EXERCISE GOAL:
Locate and copy each line in the data that contains the word "screenshot".
-*-*-
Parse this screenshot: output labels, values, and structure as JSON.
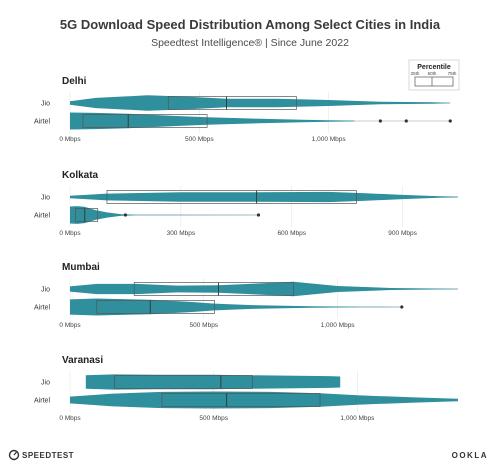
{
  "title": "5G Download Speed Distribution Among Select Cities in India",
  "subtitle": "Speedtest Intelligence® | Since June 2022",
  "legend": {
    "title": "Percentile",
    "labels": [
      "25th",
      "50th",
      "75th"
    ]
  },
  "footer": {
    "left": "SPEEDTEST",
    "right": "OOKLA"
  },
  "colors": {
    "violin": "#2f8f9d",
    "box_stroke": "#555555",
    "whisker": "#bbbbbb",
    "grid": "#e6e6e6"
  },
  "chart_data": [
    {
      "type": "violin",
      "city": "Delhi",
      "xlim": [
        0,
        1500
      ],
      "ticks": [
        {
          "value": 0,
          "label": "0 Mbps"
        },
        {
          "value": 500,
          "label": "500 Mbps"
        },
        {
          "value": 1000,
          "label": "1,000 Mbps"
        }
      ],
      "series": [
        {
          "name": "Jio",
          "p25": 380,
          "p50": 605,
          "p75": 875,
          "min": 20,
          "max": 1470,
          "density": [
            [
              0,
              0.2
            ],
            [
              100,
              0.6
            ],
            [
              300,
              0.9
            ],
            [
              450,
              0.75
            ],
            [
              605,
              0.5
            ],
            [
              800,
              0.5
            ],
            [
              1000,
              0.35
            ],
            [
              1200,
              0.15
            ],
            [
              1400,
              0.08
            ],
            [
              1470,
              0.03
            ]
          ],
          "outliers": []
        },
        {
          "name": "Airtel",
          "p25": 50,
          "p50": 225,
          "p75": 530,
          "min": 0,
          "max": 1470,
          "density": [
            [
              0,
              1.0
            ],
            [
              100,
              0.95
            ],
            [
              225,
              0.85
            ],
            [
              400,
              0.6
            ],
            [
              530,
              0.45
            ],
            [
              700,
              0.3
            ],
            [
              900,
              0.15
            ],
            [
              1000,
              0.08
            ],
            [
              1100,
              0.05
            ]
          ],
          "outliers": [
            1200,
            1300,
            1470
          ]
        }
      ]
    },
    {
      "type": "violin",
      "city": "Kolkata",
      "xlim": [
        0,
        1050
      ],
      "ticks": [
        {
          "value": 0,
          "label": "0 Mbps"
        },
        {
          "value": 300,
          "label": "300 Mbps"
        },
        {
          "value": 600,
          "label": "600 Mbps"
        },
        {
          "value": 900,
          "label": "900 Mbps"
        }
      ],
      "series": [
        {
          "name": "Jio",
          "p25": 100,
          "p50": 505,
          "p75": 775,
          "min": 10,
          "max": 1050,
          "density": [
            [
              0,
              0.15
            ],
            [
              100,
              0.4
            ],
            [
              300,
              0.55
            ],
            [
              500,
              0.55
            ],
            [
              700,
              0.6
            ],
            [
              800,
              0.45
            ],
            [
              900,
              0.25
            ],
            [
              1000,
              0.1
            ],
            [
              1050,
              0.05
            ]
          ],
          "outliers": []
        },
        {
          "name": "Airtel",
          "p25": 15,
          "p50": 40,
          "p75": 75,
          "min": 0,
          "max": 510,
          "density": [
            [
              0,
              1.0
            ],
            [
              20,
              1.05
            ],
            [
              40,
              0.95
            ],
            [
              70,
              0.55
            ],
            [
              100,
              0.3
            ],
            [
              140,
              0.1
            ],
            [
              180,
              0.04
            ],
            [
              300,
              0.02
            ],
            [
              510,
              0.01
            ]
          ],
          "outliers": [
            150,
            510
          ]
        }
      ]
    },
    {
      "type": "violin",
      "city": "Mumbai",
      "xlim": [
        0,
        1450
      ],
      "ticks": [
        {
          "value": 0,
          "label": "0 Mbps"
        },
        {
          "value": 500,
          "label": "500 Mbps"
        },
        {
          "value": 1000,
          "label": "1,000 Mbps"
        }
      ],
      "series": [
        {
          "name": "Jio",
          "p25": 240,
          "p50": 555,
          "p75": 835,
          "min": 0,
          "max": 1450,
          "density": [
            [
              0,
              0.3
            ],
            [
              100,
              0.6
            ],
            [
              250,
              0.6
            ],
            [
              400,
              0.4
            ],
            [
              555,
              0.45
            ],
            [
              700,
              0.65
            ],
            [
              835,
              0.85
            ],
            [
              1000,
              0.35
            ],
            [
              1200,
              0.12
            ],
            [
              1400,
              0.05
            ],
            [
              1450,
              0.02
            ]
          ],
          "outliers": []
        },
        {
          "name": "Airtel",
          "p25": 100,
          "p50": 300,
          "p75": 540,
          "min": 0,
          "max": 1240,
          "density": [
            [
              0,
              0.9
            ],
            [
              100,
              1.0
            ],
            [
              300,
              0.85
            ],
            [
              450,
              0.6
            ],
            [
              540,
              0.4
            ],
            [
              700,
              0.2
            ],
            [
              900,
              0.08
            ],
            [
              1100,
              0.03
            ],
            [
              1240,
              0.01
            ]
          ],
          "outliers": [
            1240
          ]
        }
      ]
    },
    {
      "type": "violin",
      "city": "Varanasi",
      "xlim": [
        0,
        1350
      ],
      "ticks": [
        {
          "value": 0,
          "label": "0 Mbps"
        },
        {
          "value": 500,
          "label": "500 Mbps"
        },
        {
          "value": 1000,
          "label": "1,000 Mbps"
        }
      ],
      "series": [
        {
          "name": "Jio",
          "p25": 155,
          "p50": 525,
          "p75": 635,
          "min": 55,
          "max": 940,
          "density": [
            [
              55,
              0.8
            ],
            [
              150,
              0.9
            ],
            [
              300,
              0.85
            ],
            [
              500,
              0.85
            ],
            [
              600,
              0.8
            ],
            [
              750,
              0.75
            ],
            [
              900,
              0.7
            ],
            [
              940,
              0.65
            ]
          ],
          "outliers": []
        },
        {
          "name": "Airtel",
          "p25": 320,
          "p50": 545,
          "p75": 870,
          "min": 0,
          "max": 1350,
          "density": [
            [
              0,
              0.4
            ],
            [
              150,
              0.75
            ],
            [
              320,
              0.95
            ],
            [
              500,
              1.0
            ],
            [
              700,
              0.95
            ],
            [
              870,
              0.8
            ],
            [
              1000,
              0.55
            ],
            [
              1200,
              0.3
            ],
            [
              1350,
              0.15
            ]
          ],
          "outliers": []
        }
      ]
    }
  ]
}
-*-*-
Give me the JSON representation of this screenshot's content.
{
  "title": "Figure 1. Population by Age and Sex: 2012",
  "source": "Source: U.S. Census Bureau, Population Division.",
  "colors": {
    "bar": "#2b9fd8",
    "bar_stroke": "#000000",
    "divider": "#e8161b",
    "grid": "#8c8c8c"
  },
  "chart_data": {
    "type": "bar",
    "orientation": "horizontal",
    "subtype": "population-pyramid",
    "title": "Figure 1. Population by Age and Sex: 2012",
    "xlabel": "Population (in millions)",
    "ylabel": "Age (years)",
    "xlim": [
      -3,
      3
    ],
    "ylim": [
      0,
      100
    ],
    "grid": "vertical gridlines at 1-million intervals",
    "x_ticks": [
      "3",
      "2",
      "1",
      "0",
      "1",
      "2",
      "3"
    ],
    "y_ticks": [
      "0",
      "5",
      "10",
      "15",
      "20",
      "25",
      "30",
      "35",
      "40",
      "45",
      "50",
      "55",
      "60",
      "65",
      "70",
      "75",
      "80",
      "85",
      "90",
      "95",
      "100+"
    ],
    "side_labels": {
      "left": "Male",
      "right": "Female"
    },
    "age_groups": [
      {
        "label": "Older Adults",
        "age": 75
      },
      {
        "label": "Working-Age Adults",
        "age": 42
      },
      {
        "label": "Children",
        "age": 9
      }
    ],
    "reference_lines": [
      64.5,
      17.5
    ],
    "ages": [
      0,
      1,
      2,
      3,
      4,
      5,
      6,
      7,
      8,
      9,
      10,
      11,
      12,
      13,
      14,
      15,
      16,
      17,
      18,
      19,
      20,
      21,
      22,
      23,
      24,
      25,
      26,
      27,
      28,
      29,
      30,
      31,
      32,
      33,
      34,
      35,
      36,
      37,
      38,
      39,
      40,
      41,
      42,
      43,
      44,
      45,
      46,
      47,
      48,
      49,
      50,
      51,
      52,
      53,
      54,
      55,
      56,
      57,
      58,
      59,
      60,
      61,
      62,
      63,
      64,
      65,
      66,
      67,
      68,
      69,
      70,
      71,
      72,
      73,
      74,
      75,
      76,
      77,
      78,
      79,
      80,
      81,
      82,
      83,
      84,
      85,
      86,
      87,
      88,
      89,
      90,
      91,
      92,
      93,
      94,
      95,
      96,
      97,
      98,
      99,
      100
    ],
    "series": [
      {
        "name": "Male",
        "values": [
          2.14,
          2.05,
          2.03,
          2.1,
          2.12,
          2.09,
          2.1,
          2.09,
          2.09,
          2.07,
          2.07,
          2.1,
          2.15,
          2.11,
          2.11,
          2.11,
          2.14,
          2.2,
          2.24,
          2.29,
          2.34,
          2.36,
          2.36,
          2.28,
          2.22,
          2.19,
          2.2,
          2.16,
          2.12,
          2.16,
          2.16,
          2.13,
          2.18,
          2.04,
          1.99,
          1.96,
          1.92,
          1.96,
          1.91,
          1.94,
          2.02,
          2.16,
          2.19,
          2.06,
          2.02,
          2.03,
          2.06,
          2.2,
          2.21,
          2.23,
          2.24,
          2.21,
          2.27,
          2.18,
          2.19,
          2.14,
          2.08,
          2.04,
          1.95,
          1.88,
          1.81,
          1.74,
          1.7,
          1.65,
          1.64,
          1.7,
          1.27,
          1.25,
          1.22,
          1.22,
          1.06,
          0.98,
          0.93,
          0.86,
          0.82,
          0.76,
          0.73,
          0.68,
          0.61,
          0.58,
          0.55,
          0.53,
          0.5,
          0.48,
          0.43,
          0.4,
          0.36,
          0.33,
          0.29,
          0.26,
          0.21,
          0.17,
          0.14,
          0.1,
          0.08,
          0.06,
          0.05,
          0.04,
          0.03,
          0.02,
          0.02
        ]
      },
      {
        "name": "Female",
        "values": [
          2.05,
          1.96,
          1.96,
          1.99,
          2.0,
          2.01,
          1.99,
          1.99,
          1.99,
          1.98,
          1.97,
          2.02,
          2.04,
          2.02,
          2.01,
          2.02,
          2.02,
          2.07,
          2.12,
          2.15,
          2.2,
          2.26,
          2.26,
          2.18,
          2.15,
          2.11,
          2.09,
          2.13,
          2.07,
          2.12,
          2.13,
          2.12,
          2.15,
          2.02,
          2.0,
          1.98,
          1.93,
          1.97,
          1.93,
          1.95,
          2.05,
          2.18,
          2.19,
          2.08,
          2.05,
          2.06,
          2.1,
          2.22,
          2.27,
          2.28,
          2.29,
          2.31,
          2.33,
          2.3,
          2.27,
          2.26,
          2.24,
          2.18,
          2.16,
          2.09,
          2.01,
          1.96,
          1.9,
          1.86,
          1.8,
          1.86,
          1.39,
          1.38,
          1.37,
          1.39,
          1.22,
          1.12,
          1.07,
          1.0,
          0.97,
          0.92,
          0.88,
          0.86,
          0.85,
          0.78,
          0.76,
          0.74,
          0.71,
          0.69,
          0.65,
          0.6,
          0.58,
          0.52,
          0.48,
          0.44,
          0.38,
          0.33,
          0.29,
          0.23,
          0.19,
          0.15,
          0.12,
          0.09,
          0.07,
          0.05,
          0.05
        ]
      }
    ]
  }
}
-*-*-
COMPLETED EXERCISE:
Parse this screenshot: output labels, values, and structure as JSON.
Give me the JSON representation of this screenshot's content.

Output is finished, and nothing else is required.